§ **Description of the task**: Reproduce the entries in full, with no changes.

§ **Extracted records**:
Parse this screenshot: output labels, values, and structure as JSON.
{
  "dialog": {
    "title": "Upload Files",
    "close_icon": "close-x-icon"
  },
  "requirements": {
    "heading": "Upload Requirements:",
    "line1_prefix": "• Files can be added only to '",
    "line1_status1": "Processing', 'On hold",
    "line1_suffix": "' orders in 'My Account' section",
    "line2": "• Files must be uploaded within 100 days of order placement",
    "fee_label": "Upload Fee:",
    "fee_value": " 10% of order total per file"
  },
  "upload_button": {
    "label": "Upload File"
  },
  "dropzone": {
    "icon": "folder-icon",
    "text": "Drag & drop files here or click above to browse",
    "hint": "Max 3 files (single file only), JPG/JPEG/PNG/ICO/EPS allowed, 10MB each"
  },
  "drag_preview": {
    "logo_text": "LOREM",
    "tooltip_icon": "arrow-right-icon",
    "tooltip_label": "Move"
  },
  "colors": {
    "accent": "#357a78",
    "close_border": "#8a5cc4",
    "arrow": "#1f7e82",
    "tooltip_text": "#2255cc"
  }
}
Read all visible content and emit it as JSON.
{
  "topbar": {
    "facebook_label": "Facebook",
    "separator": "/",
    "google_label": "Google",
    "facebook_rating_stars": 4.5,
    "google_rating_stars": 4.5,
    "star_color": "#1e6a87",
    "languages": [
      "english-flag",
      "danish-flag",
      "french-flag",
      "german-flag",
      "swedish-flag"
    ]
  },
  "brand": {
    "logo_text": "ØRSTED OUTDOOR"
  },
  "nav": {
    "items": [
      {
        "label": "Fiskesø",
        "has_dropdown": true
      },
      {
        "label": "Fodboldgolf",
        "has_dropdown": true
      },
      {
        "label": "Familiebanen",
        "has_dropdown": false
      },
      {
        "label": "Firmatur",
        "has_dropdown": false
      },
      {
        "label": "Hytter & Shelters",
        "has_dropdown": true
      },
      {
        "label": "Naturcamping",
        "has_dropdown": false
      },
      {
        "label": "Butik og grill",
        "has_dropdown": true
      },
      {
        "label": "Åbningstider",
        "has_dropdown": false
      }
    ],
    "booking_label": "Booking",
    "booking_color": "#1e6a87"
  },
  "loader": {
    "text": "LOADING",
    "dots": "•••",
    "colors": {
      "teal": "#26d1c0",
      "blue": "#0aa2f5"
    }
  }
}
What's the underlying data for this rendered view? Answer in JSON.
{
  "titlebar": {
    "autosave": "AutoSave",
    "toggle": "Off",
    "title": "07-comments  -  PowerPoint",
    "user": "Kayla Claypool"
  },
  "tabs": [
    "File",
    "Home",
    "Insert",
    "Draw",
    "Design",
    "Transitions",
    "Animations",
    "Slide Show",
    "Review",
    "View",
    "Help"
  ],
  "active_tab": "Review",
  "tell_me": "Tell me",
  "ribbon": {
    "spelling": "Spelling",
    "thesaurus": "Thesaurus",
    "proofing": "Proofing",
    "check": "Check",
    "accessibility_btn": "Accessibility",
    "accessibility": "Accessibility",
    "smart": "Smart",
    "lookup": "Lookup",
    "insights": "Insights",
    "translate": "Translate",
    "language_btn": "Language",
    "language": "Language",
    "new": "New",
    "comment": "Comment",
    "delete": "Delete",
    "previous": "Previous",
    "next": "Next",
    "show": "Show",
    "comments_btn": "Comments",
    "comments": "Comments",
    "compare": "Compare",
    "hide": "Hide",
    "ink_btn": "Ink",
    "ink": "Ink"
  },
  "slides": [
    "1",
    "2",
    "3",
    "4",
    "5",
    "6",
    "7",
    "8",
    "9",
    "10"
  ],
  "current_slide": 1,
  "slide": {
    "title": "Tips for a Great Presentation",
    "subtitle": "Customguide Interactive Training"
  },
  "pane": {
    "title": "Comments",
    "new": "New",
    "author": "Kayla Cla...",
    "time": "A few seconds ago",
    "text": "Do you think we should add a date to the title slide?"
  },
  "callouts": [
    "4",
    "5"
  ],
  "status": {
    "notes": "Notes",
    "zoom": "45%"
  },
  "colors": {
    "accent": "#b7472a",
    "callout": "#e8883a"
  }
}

§ **Exercise solution**:
Parse this screenshot: output labels, values, and structure as JSON.
{
  "dialog": {
    "title": "Upload Files",
    "close_icon": "close-x-icon"
  },
  "requirements": {
    "heading": "Upload Requirements:",
    "line1_prefix": "• Files can be added only to '",
    "line1_status1": "Processing', 'On hold",
    "line1_suffix": "' orders in 'My Account' section",
    "line2": "• Files must be uploaded within 100 days of order placement",
    "fee_label": "Upload Fee:",
    "fee_value": " 10% of order total per file"
  },
  "upload_button": {
    "label": "Upload File"
  },
  "dropzone": {
    "icon": "folder-icon",
    "text": "Drag & drop files here or click above to browse",
    "hint": "Max 3 files (single file only), JPG/JPEG/PNG/ICO/EPS allowed, 10MB each"
  },
  "drag_preview": {
    "logo_text": "LOREM",
    "tooltip_icon": "arrow-right-icon",
    "tooltip_label": "Move"
  },
  "colors": {
    "accent": "#357a78",
    "close_border": "#8a5cc4",
    "arrow": "#1f7e82",
    "tooltip_text": "#2255cc"
  }
}
Read all visible content and emit it as JSON.
{
  "topbar": {
    "facebook_label": "Facebook",
    "separator": "/",
    "google_label": "Google",
    "facebook_rating_stars": 4.5,
    "google_rating_stars": 4.5,
    "star_color": "#1e6a87",
    "languages": [
      "english-flag",
      "danish-flag",
      "french-flag",
      "german-flag",
      "swedish-flag"
    ]
  },
  "brand": {
    "logo_text": "ØRSTED OUTDOOR"
  },
  "nav": {
    "items": [
      {
        "label": "Fiskesø",
        "has_dropdown": true
      },
      {
        "label": "Fodboldgolf",
        "has_dropdown": true
      },
      {
        "label": "Familiebanen",
        "has_dropdown": false
      },
      {
        "label": "Firmatur",
        "has_dropdown": false
      },
      {
        "label": "Hytter & Shelters",
        "has_dropdown": true
      },
      {
        "label": "Naturcamping",
        "has_dropdown": false
      },
      {
        "label": "Butik og grill",
        "has_dropdown": true
      },
      {
        "label": "Åbningstider",
        "has_dropdown": false
      }
    ],
    "booking_label": "Booking",
    "booking_color": "#1e6a87"
  },
  "loader": {
    "text": "LOADING",
    "dots": "•••",
    "colors": {
      "teal": "#26d1c0",
      "blue": "#0aa2f5"
    }
  }
}
What's the underlying data for this rendered view? Answer in JSON.
{
  "titlebar": {
    "autosave": "AutoSave",
    "toggle": "Off",
    "title": "07-comments  -  PowerPoint",
    "user": "Kayla Claypool"
  },
  "tabs": [
    "File",
    "Home",
    "Insert",
    "Draw",
    "Design",
    "Transitions",
    "Animations",
    "Slide Show",
    "Review",
    "View",
    "Help"
  ],
  "active_tab": "Review",
  "tell_me": "Tell me",
  "ribbon": {
    "spelling": "Spelling",
    "thesaurus": "Thesaurus",
    "proofing": "Proofing",
    "check": "Check",
    "accessibility_btn": "Accessibility",
    "accessibility": "Accessibility",
    "smart": "Smart",
    "lookup": "Lookup",
    "insights": "Insights",
    "translate": "Translate",
    "language_btn": "Language",
    "language": "Language",
    "new": "New",
    "comment": "Comment",
    "delete": "Delete",
    "previous": "Previous",
    "next": "Next",
    "show": "Show",
    "comments_btn": "Comments",
    "comments": "Comments",
    "compare": "Compare",
    "hide": "Hide",
    "ink_btn": "Ink",
    "ink": "Ink"
  },
  "slides": [
    "1",
    "2",
    "3",
    "4",
    "5",
    "6",
    "7",
    "8",
    "9",
    "10"
  ],
  "current_slide": 1,
  "slide": {
    "title": "Tips for a Great Presentation",
    "subtitle": "Customguide Interactive Training"
  },
  "pane": {
    "title": "Comments",
    "new": "New",
    "author": "Kayla Cla...",
    "time": "A few seconds ago",
    "text": "Do you think we should add a date to the title slide?"
  },
  "callouts": [
    "4",
    "5"
  ],
  "status": {
    "notes": "Notes",
    "zoom": "45%"
  },
  "colors": {
    "accent": "#b7472a",
    "callout": "#e8883a"
  }
}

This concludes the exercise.